Dataset rows
* * *
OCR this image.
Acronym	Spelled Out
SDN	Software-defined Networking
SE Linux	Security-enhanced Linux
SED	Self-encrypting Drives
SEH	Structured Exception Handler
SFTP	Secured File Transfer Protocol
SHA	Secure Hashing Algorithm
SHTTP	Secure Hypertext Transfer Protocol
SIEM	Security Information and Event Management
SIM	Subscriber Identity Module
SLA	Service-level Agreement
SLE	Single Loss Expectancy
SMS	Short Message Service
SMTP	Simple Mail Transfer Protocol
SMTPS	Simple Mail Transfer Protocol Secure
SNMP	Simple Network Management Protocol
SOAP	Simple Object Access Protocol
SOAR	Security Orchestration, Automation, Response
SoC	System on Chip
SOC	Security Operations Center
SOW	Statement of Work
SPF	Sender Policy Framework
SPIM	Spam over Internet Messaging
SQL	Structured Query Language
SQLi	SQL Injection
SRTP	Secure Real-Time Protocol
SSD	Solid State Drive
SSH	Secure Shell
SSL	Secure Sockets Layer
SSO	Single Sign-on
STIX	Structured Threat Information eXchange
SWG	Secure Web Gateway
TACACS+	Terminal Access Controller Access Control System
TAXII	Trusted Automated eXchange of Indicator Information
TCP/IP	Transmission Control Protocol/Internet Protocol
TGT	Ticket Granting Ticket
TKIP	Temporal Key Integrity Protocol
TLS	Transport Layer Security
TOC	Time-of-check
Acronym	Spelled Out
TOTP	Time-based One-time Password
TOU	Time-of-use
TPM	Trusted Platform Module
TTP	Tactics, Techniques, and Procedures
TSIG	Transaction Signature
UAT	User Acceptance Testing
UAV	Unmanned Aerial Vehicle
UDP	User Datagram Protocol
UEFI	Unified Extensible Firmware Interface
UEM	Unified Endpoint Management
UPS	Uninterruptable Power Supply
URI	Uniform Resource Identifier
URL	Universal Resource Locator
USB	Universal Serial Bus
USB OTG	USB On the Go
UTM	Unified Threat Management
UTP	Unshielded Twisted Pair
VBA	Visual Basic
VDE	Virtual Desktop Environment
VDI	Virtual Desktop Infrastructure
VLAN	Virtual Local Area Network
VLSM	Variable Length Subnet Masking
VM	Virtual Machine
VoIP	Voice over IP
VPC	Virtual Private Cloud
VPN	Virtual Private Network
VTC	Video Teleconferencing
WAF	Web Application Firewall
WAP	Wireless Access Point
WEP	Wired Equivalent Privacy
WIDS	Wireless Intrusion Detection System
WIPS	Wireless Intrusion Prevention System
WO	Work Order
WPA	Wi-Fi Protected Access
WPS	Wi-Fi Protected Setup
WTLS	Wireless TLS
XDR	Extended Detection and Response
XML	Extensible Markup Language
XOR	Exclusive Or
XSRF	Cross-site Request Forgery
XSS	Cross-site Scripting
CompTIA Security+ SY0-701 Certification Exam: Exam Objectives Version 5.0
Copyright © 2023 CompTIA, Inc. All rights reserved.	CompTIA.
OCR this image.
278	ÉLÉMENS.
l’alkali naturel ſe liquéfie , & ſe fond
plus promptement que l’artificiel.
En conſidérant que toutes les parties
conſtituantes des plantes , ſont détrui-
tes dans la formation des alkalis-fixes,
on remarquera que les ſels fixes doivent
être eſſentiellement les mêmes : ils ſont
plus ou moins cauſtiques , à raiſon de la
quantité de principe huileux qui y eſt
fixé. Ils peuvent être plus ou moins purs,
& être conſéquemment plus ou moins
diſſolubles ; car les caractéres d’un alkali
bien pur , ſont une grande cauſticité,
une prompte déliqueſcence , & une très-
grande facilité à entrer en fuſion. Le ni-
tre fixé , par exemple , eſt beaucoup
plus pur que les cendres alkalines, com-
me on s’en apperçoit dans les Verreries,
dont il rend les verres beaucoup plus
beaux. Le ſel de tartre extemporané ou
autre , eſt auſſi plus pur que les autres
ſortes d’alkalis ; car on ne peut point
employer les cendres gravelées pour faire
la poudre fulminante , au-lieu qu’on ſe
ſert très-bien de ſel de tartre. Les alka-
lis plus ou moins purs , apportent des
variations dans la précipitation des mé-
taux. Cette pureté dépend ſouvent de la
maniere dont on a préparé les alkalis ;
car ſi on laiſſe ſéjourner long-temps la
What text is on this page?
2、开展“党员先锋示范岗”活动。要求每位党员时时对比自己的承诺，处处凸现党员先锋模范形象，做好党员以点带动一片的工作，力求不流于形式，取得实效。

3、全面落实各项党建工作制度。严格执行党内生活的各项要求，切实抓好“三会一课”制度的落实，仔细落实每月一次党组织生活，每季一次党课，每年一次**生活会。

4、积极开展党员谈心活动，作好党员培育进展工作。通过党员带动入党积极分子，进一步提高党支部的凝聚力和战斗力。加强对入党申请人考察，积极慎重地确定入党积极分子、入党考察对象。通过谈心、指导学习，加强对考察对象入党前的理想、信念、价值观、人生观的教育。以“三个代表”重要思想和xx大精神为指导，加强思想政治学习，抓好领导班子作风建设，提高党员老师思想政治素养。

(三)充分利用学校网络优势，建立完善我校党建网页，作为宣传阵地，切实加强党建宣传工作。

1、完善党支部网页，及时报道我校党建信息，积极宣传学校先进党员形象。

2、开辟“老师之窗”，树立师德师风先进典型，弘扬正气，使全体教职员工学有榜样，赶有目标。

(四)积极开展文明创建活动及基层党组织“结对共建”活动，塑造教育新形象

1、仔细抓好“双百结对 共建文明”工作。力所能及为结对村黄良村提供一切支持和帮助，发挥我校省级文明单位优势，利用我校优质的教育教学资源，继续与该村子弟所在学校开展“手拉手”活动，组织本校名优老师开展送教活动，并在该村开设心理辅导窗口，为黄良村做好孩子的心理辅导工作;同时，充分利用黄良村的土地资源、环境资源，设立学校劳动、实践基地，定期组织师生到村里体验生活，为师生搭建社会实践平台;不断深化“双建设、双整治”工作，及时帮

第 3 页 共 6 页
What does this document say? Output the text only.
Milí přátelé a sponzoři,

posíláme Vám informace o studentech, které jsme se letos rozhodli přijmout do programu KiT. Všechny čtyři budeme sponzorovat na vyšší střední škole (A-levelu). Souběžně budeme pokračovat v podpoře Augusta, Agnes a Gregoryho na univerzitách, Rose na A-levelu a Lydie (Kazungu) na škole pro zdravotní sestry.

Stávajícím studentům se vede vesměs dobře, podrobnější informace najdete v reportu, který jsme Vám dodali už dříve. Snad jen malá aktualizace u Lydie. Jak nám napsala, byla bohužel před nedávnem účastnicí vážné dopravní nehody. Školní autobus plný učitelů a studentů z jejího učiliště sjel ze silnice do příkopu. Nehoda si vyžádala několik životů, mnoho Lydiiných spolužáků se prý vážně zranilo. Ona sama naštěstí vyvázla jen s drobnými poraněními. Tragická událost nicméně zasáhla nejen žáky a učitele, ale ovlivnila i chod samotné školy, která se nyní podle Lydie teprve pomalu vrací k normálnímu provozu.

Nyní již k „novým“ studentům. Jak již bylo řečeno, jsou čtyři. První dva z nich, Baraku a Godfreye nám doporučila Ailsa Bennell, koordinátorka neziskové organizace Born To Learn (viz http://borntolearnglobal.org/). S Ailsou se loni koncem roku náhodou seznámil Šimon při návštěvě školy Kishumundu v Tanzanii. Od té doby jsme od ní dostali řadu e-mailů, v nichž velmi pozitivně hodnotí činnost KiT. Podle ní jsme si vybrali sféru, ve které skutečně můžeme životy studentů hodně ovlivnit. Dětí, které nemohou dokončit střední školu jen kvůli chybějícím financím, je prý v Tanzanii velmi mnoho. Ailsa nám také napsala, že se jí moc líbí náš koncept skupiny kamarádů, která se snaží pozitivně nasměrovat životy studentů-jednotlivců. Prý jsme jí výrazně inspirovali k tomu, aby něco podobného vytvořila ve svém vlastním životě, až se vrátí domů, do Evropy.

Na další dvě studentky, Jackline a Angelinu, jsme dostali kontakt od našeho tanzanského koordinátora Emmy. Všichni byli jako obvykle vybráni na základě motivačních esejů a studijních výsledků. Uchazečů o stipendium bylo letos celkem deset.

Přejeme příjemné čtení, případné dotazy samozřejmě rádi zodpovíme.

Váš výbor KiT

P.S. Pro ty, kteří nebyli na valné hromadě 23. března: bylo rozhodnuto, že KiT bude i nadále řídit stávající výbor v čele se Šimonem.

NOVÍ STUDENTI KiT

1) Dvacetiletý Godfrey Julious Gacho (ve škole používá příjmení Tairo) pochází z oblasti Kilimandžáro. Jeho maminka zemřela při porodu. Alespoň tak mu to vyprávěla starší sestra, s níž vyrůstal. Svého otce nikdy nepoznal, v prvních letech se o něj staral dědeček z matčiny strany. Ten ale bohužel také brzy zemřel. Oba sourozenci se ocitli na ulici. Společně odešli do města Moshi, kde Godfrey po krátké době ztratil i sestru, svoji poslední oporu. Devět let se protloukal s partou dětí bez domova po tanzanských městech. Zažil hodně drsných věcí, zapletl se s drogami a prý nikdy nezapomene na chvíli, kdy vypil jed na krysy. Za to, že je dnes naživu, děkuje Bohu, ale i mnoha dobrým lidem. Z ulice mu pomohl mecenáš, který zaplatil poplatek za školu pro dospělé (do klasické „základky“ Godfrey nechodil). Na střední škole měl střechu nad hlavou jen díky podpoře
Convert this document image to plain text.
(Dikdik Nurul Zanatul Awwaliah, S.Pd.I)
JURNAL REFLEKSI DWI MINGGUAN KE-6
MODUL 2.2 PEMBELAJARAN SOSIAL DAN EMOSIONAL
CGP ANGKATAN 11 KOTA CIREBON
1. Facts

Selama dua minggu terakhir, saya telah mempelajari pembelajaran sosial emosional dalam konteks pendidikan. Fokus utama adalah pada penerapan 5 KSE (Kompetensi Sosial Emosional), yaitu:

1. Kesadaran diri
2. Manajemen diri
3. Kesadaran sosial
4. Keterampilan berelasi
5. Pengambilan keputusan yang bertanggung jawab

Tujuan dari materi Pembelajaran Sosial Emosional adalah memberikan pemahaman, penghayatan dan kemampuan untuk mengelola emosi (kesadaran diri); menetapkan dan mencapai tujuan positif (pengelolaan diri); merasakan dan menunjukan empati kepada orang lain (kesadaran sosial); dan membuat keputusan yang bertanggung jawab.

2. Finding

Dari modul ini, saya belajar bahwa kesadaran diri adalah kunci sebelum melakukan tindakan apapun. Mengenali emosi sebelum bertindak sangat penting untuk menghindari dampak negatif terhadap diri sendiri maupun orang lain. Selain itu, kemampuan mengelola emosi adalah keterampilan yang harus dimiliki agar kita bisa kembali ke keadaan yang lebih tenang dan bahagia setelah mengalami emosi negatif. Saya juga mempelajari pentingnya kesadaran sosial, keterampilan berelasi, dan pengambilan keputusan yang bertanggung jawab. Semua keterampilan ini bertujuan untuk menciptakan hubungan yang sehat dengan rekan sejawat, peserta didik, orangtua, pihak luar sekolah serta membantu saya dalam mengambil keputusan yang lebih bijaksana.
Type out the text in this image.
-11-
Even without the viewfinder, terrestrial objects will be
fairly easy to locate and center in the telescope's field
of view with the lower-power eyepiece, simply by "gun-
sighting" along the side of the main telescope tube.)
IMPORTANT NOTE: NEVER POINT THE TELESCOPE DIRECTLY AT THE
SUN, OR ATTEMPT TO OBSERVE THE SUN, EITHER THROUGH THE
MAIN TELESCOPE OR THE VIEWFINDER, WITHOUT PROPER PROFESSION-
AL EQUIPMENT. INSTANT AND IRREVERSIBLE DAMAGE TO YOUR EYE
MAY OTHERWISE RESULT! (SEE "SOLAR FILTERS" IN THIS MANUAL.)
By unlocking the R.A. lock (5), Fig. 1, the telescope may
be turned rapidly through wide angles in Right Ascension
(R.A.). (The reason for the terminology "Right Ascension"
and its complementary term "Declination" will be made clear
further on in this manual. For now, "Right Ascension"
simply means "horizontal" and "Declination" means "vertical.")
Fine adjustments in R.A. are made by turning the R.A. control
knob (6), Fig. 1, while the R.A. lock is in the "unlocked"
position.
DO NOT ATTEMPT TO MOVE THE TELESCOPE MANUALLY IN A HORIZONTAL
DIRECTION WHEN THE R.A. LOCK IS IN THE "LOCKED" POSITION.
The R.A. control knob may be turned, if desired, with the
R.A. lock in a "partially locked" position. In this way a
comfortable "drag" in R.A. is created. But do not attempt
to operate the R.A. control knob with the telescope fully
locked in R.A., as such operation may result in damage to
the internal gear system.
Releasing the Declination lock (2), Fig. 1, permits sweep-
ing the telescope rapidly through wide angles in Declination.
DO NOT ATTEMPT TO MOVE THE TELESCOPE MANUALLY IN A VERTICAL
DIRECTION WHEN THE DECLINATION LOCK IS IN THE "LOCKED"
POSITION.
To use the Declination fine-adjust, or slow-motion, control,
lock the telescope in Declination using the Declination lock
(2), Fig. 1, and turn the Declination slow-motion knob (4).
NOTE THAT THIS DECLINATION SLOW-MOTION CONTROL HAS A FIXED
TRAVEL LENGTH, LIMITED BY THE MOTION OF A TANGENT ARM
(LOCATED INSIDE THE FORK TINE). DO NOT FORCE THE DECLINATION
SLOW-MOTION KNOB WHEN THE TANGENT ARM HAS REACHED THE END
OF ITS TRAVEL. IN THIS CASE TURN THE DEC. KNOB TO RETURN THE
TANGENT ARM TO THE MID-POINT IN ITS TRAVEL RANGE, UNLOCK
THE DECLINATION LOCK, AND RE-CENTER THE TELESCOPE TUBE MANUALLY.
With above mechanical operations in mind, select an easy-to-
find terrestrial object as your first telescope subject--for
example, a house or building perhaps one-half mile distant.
* * *
■ Problem description ■
Examine the listing and say how many of its lines contain the string "dans". Give the number alone.

■ The completed task ■
3